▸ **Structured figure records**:
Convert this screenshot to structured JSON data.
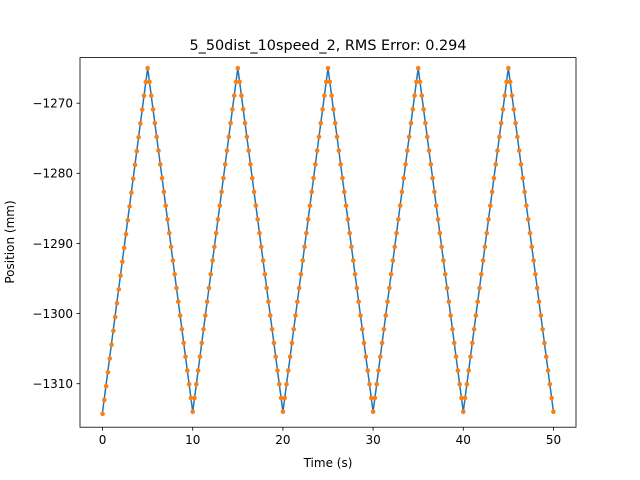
{
  "chart_data": {
    "type": "line",
    "title": "5_50dist_10speed_2, RMS Error: 0.294",
    "xlabel": "Time (s)",
    "ylabel": "Position (mm)",
    "xlim": [
      -2.5,
      52.5
    ],
    "ylim": [
      -1316.2,
      -1263.5
    ],
    "x_ticks": [
      0,
      10,
      20,
      30,
      40,
      50
    ],
    "x_tick_labels": [
      "0",
      "10",
      "20",
      "30",
      "40",
      "50"
    ],
    "y_ticks": [
      -1270,
      -1280,
      -1290,
      -1300,
      -1310
    ],
    "y_tick_labels": [
      "−1270",
      "−1280",
      "−1290",
      "−1300",
      "−1310"
    ],
    "grid": false,
    "legend": "none",
    "series": [
      {
        "style": "line",
        "color": "#1f77b4",
        "x": [
          0,
          5,
          10,
          15,
          20,
          25,
          30,
          35,
          40,
          45,
          50
        ],
        "y": [
          -1314,
          -1265,
          -1314,
          -1265,
          -1314,
          -1265,
          -1314,
          -1265,
          -1314,
          -1265,
          -1314
        ]
      },
      {
        "style": "markers",
        "color": "#ff7f0e",
        "x_start": 0,
        "x_end": 50,
        "x_step": 0.2,
        "peak_times": [
          0,
          5,
          10,
          15,
          20,
          25,
          30,
          35,
          40,
          45,
          50
        ],
        "peak_values": [
          -1314.3,
          -1265,
          -1314,
          -1265,
          -1314,
          -1265,
          -1314,
          -1265,
          -1314,
          -1265,
          -1314
        ]
      }
    ]
  }
}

▸ **CHALLENGE**: Repeat the data exactly, excluding the pictures.

▸ **SOLUTION TO THIS PROBLEM**:
Convert this screenshot to structured JSON data.
{
  "chart_data": {
    "type": "line",
    "title": "5_50dist_10speed_2, RMS Error: 0.294",
    "xlabel": "Time (s)",
    "ylabel": "Position (mm)",
    "xlim": [
      -2.5,
      52.5
    ],
    "ylim": [
      -1316.2,
      -1263.5
    ],
    "x_ticks": [
      0,
      10,
      20,
      30,
      40,
      50
    ],
    "x_tick_labels": [
      "0",
      "10",
      "20",
      "30",
      "40",
      "50"
    ],
    "y_ticks": [
      -1270,
      -1280,
      -1290,
      -1300,
      -1310
    ],
    "y_tick_labels": [
      "−1270",
      "−1280",
      "−1290",
      "−1300",
      "−1310"
    ],
    "grid": false,
    "legend": "none",
    "series": [
      {
        "style": "line",
        "color": "#1f77b4",
        "x": [
          0,
          5,
          10,
          15,
          20,
          25,
          30,
          35,
          40,
          45,
          50
        ],
        "y": [
          -1314,
          -1265,
          -1314,
          -1265,
          -1314,
          -1265,
          -1314,
          -1265,
          -1314,
          -1265,
          -1314
        ]
      },
      {
        "style": "markers",
        "color": "#ff7f0e",
        "x_start": 0,
        "x_end": 50,
        "x_step": 0.2,
        "peak_times": [
          0,
          5,
          10,
          15,
          20,
          25,
          30,
          35,
          40,
          45,
          50
        ],
        "peak_values": [
          -1314.3,
          -1265,
          -1314,
          -1265,
          -1314,
          -1265,
          -1314,
          -1265,
          -1314,
          -1265,
          -1314
        ]
      }
    ]
  }
}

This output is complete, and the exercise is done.